Instructions to follow:
Every entry should be repeated exactly. Omit the pictures.

>> Begin Items

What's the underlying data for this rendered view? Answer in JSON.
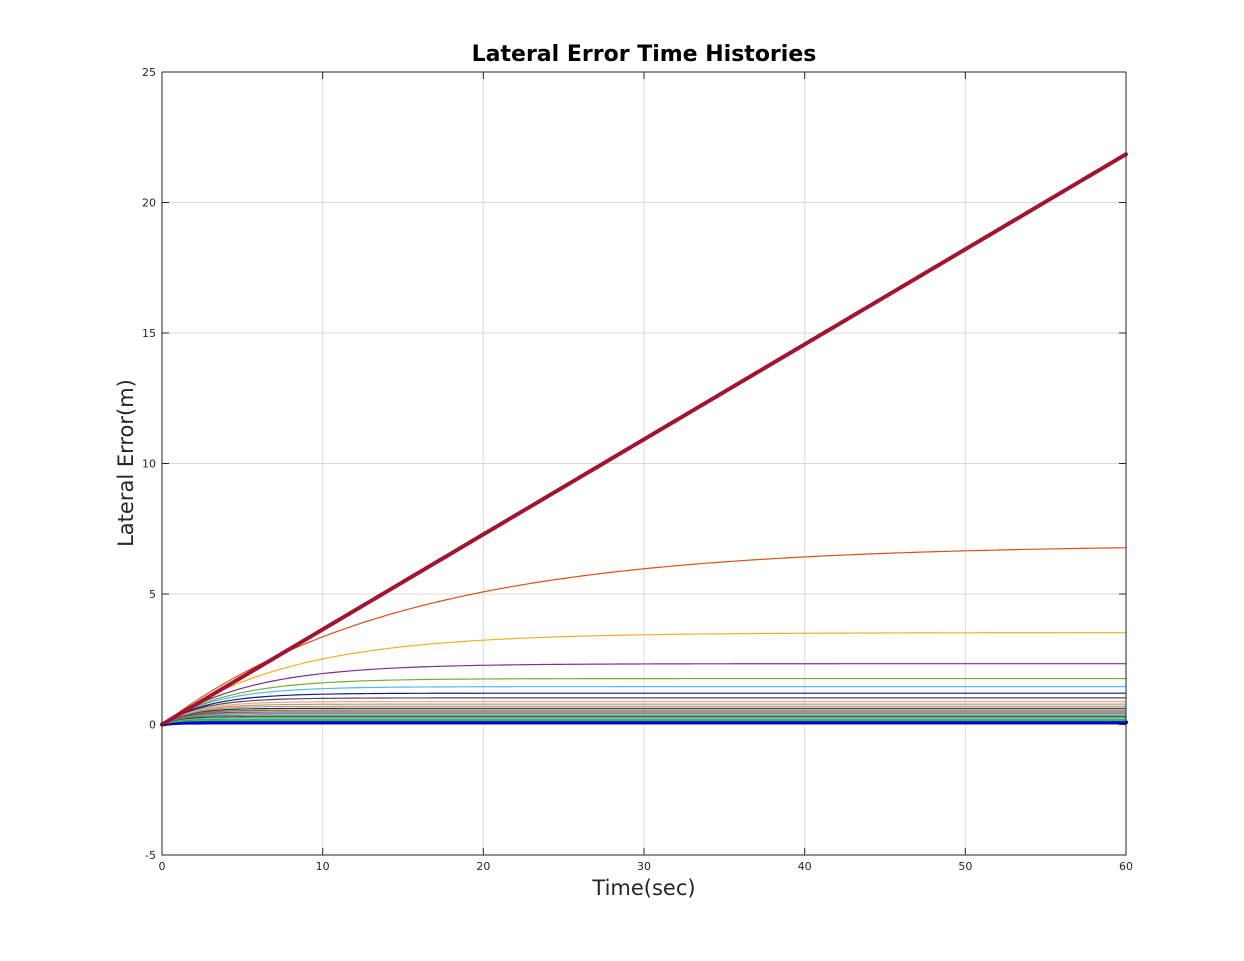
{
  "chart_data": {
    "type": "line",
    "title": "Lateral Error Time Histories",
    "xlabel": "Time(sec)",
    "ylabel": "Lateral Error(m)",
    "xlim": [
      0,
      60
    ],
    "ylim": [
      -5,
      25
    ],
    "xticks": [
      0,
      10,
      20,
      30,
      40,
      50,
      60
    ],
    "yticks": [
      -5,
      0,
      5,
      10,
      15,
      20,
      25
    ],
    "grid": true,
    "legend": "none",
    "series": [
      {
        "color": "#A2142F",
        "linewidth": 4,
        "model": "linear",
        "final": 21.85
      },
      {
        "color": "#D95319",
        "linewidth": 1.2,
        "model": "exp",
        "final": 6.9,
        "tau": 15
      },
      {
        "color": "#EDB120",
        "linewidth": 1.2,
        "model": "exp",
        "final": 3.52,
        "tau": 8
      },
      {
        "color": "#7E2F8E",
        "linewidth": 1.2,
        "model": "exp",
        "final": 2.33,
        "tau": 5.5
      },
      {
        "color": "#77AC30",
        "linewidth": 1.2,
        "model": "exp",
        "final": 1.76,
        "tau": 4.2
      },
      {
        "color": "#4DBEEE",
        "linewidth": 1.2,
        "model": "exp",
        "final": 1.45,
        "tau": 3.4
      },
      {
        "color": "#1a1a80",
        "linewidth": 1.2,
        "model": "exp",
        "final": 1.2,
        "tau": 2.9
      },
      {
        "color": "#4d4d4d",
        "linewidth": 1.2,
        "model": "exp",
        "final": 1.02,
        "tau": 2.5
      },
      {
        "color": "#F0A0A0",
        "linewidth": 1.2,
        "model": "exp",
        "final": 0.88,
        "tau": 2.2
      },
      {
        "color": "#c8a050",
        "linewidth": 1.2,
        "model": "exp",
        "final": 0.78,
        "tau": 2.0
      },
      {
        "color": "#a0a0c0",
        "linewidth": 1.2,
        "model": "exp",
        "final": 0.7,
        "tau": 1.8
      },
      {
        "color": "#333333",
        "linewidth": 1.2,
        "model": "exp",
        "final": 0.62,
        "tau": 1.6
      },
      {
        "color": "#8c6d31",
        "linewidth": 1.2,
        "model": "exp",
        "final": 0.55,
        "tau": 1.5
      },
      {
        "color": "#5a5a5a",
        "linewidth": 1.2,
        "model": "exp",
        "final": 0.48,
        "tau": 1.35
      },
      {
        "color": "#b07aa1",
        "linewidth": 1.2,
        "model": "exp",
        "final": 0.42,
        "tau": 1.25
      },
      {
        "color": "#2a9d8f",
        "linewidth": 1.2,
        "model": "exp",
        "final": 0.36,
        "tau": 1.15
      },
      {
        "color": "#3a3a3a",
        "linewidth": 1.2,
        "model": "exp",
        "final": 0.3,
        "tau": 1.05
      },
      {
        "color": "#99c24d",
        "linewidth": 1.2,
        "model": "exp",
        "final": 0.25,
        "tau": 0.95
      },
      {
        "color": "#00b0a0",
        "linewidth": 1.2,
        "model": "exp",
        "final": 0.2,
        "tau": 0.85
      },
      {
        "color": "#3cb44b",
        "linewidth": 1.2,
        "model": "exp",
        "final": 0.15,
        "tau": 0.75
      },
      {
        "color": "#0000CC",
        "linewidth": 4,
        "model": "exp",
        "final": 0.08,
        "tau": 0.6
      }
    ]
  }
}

>> End Items

Expected answer:
What's the underlying data for this rendered view? Answer in JSON.
{
  "chart_data": {
    "type": "line",
    "title": "Lateral Error Time Histories",
    "xlabel": "Time(sec)",
    "ylabel": "Lateral Error(m)",
    "xlim": [
      0,
      60
    ],
    "ylim": [
      -5,
      25
    ],
    "xticks": [
      0,
      10,
      20,
      30,
      40,
      50,
      60
    ],
    "yticks": [
      -5,
      0,
      5,
      10,
      15,
      20,
      25
    ],
    "grid": true,
    "legend": "none",
    "series": [
      {
        "color": "#A2142F",
        "linewidth": 4,
        "model": "linear",
        "final": 21.85
      },
      {
        "color": "#D95319",
        "linewidth": 1.2,
        "model": "exp",
        "final": 6.9,
        "tau": 15
      },
      {
        "color": "#EDB120",
        "linewidth": 1.2,
        "model": "exp",
        "final": 3.52,
        "tau": 8
      },
      {
        "color": "#7E2F8E",
        "linewidth": 1.2,
        "model": "exp",
        "final": 2.33,
        "tau": 5.5
      },
      {
        "color": "#77AC30",
        "linewidth": 1.2,
        "model": "exp",
        "final": 1.76,
        "tau": 4.2
      },
      {
        "color": "#4DBEEE",
        "linewidth": 1.2,
        "model": "exp",
        "final": 1.45,
        "tau": 3.4
      },
      {
        "color": "#1a1a80",
        "linewidth": 1.2,
        "model": "exp",
        "final": 1.2,
        "tau": 2.9
      },
      {
        "color": "#4d4d4d",
        "linewidth": 1.2,
        "model": "exp",
        "final": 1.02,
        "tau": 2.5
      },
      {
        "color": "#F0A0A0",
        "linewidth": 1.2,
        "model": "exp",
        "final": 0.88,
        "tau": 2.2
      },
      {
        "color": "#c8a050",
        "linewidth": 1.2,
        "model": "exp",
        "final": 0.78,
        "tau": 2.0
      },
      {
        "color": "#a0a0c0",
        "linewidth": 1.2,
        "model": "exp",
        "final": 0.7,
        "tau": 1.8
      },
      {
        "color": "#333333",
        "linewidth": 1.2,
        "model": "exp",
        "final": 0.62,
        "tau": 1.6
      },
      {
        "color": "#8c6d31",
        "linewidth": 1.2,
        "model": "exp",
        "final": 0.55,
        "tau": 1.5
      },
      {
        "color": "#5a5a5a",
        "linewidth": 1.2,
        "model": "exp",
        "final": 0.48,
        "tau": 1.35
      },
      {
        "color": "#b07aa1",
        "linewidth": 1.2,
        "model": "exp",
        "final": 0.42,
        "tau": 1.25
      },
      {
        "color": "#2a9d8f",
        "linewidth": 1.2,
        "model": "exp",
        "final": 0.36,
        "tau": 1.15
      },
      {
        "color": "#3a3a3a",
        "linewidth": 1.2,
        "model": "exp",
        "final": 0.3,
        "tau": 1.05
      },
      {
        "color": "#99c24d",
        "linewidth": 1.2,
        "model": "exp",
        "final": 0.25,
        "tau": 0.95
      },
      {
        "color": "#00b0a0",
        "linewidth": 1.2,
        "model": "exp",
        "final": 0.2,
        "tau": 0.85
      },
      {
        "color": "#3cb44b",
        "linewidth": 1.2,
        "model": "exp",
        "final": 0.15,
        "tau": 0.75
      },
      {
        "color": "#0000CC",
        "linewidth": 4,
        "model": "exp",
        "final": 0.08,
        "tau": 0.6
      }
    ]
  }
}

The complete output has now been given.